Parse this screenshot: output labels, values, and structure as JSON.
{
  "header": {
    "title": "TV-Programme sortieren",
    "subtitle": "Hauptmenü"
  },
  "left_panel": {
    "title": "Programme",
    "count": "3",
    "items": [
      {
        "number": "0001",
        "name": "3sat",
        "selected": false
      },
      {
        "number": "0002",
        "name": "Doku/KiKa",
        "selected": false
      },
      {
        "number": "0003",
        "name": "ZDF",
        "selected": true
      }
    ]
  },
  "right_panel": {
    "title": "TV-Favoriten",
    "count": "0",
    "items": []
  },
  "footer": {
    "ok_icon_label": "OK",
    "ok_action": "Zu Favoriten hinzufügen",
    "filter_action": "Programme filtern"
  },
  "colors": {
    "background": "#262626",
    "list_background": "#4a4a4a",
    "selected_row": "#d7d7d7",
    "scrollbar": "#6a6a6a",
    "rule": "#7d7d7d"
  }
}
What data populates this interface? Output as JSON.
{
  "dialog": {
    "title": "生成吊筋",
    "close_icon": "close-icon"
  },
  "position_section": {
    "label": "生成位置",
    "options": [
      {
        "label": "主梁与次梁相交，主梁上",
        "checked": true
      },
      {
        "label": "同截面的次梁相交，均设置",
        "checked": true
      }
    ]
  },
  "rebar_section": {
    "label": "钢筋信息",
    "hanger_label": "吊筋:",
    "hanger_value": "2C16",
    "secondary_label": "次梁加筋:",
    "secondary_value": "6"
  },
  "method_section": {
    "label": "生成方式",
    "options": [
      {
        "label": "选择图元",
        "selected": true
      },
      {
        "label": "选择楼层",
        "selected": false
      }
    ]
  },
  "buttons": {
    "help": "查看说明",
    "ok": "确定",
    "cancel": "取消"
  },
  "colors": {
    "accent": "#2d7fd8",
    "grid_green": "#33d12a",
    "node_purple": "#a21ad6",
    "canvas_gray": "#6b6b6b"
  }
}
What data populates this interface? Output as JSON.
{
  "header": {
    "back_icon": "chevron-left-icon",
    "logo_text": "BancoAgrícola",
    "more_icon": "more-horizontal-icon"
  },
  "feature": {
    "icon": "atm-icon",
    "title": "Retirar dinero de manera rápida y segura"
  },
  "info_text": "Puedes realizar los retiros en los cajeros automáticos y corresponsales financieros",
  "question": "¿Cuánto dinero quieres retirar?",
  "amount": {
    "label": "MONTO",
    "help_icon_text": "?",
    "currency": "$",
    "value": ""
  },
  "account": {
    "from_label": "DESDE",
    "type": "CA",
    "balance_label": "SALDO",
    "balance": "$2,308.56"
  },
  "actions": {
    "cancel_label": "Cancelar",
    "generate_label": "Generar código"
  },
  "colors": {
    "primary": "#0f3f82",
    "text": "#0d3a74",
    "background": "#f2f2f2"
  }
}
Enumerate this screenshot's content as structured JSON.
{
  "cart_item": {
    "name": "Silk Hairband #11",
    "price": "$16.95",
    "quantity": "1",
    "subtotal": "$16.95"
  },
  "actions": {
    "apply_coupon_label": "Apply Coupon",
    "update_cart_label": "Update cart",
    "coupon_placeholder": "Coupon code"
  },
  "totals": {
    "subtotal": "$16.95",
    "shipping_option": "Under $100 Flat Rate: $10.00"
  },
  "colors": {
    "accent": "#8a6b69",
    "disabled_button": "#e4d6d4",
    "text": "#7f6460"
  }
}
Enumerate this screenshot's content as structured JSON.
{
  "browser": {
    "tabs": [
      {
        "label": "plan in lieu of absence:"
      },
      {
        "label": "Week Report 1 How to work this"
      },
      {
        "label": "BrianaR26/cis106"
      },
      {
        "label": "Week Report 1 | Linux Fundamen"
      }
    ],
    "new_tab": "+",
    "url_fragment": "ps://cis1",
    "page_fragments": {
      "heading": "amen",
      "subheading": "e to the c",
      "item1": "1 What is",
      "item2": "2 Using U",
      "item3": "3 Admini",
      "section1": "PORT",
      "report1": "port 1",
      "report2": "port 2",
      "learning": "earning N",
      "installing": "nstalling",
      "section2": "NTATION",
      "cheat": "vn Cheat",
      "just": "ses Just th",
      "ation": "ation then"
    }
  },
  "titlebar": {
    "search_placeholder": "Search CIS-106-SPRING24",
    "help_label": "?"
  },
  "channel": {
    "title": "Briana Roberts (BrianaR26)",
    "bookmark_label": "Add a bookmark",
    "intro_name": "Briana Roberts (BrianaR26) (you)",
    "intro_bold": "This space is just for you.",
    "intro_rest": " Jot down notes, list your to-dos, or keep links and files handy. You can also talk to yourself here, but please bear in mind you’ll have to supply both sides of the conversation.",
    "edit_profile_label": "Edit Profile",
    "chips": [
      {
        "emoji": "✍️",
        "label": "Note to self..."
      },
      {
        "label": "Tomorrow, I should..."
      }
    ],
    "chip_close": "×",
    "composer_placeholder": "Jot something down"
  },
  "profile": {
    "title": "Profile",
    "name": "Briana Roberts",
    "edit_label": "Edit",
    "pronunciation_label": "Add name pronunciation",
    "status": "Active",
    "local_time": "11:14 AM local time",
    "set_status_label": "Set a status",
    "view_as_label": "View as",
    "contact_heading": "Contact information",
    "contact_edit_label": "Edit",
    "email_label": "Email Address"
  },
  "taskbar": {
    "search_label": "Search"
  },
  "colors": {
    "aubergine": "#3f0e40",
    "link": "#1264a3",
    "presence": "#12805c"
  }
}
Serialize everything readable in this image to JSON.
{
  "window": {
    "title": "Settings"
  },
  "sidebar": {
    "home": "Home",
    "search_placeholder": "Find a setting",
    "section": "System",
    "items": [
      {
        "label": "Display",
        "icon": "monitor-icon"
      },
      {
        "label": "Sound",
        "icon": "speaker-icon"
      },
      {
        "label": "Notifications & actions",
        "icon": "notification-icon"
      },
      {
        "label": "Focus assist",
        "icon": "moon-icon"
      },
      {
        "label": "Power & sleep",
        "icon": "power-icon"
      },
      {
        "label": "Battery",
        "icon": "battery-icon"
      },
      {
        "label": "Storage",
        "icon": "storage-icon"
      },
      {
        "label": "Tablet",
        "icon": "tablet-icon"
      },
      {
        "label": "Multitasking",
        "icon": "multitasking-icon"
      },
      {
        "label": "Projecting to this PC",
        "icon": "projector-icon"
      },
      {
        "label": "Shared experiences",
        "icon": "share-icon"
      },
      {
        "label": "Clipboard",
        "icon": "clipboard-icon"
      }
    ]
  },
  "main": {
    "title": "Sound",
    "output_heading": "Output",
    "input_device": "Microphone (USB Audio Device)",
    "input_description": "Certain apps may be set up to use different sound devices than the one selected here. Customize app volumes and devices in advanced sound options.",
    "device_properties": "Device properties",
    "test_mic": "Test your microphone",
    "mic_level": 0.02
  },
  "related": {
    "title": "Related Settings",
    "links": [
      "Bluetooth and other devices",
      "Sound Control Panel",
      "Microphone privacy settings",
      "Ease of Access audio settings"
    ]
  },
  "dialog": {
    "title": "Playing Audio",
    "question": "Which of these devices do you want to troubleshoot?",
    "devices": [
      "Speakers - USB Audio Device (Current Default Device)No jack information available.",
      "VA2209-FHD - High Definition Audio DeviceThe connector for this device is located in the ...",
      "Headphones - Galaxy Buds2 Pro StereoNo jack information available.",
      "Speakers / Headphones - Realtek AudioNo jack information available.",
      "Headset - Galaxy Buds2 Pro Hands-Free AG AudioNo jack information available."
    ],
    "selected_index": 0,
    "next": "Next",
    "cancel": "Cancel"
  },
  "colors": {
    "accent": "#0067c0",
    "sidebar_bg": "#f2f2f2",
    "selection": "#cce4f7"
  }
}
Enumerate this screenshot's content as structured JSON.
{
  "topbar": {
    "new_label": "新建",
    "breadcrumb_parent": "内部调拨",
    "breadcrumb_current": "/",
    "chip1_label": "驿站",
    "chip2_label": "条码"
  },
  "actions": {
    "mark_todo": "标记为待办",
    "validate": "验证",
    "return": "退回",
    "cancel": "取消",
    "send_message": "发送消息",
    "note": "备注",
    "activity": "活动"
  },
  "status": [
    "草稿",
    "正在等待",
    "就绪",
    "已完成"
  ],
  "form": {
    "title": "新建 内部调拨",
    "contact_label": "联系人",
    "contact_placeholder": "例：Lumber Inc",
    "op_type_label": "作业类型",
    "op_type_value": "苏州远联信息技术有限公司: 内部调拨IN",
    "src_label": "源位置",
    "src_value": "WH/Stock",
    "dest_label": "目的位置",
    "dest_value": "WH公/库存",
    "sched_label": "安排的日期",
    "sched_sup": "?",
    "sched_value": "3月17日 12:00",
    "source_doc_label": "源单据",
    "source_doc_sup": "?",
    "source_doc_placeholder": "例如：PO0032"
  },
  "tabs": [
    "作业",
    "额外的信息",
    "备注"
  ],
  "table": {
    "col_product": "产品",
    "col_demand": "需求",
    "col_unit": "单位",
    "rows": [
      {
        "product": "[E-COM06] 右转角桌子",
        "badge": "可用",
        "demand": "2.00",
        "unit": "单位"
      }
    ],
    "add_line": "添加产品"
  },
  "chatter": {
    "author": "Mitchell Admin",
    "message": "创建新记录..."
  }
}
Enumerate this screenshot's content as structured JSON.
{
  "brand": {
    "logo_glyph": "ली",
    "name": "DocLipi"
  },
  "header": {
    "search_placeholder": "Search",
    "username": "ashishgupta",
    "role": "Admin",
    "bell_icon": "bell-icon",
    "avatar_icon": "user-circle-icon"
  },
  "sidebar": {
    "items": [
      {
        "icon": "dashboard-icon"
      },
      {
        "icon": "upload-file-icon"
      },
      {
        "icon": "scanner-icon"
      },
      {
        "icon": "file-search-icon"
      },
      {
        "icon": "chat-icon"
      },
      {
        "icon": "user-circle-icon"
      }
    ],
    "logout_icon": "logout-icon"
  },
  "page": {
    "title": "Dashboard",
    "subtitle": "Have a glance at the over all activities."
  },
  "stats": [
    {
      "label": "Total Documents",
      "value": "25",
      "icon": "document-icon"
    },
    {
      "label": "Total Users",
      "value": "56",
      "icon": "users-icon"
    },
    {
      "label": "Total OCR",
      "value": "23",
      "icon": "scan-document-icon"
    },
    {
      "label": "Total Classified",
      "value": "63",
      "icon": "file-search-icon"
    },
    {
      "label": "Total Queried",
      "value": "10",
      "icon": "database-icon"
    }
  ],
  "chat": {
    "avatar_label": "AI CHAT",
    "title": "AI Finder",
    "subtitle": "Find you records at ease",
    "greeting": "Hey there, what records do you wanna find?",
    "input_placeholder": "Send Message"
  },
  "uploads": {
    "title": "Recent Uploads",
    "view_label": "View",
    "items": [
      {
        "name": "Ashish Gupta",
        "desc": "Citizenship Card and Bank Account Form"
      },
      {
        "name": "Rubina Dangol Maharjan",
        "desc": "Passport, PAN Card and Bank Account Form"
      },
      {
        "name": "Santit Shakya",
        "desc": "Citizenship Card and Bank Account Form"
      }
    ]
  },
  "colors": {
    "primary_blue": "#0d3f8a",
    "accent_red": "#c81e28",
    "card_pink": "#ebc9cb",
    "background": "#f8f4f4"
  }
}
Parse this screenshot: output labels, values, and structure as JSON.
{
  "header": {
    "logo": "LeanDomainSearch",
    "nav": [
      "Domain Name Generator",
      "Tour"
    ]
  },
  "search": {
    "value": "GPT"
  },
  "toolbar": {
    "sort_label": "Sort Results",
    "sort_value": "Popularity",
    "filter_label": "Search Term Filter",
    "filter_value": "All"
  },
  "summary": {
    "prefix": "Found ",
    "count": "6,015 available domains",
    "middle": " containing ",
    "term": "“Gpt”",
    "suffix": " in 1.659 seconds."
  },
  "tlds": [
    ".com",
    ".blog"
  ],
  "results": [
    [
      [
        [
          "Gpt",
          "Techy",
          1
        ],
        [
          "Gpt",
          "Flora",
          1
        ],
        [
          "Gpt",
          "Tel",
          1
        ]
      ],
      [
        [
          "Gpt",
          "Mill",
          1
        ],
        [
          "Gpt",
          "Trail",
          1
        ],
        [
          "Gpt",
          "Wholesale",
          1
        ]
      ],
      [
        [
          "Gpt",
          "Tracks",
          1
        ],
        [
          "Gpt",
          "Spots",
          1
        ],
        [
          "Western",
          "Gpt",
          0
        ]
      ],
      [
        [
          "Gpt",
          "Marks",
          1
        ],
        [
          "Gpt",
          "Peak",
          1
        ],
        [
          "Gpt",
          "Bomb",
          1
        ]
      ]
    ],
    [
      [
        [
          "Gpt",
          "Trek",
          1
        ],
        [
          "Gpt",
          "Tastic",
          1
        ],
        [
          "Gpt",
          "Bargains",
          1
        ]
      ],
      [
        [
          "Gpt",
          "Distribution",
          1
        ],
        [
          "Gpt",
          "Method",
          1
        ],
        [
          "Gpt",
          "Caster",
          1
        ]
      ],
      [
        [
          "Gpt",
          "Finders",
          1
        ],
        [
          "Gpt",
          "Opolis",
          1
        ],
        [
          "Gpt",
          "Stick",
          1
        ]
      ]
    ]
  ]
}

Work to be completed> Check each line of the entries above for the word "records". List the ones that have it.

Exercise response>
    "subtitle": "Find you records at ease",
    "greeting": "Hey there, what records do you wanna find?",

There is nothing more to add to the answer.